:: DATA SHOWN ::

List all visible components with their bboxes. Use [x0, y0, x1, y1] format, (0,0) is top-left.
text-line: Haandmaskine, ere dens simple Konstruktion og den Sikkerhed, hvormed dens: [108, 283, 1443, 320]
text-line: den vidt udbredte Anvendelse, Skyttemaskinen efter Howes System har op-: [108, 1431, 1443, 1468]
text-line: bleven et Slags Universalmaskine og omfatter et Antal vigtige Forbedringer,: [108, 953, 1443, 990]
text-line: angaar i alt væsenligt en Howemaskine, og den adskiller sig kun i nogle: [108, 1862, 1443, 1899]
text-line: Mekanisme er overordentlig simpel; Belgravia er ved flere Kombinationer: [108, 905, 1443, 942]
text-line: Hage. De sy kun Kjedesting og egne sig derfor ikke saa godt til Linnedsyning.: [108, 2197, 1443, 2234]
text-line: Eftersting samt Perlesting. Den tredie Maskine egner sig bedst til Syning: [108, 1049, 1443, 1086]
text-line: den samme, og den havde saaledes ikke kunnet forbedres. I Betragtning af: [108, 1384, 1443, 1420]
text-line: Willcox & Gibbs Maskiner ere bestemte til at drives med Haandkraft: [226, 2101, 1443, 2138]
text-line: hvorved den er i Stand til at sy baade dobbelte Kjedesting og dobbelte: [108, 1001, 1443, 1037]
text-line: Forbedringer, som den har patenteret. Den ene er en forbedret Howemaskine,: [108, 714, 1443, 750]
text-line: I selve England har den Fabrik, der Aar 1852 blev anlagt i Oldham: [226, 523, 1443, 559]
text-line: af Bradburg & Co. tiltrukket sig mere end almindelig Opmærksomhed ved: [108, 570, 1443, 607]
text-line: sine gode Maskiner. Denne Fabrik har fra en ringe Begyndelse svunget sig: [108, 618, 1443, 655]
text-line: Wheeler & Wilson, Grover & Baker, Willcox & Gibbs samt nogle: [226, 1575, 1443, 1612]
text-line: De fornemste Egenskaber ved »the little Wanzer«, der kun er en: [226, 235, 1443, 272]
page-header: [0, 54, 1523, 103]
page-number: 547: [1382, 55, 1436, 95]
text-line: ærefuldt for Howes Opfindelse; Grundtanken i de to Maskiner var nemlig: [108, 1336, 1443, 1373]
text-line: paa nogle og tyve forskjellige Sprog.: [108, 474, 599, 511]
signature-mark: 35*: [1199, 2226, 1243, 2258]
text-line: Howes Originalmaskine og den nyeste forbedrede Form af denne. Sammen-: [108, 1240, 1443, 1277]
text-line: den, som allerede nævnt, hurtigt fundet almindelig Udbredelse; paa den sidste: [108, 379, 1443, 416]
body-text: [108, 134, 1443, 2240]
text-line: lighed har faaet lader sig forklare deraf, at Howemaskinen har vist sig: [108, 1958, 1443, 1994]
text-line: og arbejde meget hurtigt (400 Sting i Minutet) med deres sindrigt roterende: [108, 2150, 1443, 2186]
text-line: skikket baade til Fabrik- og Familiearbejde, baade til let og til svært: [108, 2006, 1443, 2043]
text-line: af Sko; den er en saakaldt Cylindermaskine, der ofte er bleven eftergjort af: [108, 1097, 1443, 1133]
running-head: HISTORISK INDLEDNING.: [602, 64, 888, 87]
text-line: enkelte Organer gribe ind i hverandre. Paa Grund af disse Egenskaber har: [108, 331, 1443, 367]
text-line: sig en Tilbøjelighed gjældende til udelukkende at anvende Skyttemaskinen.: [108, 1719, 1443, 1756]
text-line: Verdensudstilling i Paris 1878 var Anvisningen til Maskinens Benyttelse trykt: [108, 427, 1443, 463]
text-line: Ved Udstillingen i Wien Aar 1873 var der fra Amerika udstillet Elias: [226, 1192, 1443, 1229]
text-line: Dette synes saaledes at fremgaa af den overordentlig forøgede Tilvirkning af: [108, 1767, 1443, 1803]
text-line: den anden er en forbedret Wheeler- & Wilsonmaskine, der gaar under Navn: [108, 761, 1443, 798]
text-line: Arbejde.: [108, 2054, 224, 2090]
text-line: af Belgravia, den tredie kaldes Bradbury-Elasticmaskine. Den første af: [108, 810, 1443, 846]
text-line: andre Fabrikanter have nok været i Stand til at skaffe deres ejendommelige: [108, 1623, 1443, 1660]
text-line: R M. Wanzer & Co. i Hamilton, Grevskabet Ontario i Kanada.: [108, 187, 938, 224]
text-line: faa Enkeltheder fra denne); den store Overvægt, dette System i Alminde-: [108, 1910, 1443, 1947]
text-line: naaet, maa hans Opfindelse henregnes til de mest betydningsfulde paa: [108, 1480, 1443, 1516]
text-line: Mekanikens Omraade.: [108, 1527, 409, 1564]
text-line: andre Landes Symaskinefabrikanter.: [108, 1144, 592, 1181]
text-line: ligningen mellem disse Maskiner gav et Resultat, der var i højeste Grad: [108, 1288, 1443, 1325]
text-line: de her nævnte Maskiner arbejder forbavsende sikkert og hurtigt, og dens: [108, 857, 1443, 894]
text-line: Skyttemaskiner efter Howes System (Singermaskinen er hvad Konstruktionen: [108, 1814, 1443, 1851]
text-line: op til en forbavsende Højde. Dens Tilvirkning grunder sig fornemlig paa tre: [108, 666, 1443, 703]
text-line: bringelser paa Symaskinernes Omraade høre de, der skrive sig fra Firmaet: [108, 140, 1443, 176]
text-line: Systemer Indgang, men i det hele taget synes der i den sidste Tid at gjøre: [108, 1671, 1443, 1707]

:::

* _THE EXERCISE_
Copy out every line of the records without any change, starting with the first line and going on through the line that contains "text-line: Hage. De", including that line.

* _RESPONSE FOR THIS EXERCISE_
List all visible components with their bboxes. Use [x0, y0, x1, y1] format, (0,0) is top-left.
text-line: Haandmaskine, ere dens simple Konstruktion og den Sikkerhed, hvormed dens: [108, 283, 1443, 320]
text-line: den vidt udbredte Anvendelse, Skyttemaskinen efter Howes System har op-: [108, 1431, 1443, 1468]
text-line: bleven et Slags Universalmaskine og omfatter et Antal vigtige Forbedringer,: [108, 953, 1443, 990]
text-line: angaar i alt væsenligt en Howemaskine, og den adskiller sig kun i nogle: [108, 1862, 1443, 1899]
text-line: Mekanisme er overordentlig simpel; Belgravia er ved flere Kombinationer: [108, 905, 1443, 942]
text-line: Hage. De sy kun Kjedesting og egne sig derfor ikke saa godt til Linnedsyning.: [108, 2197, 1443, 2234]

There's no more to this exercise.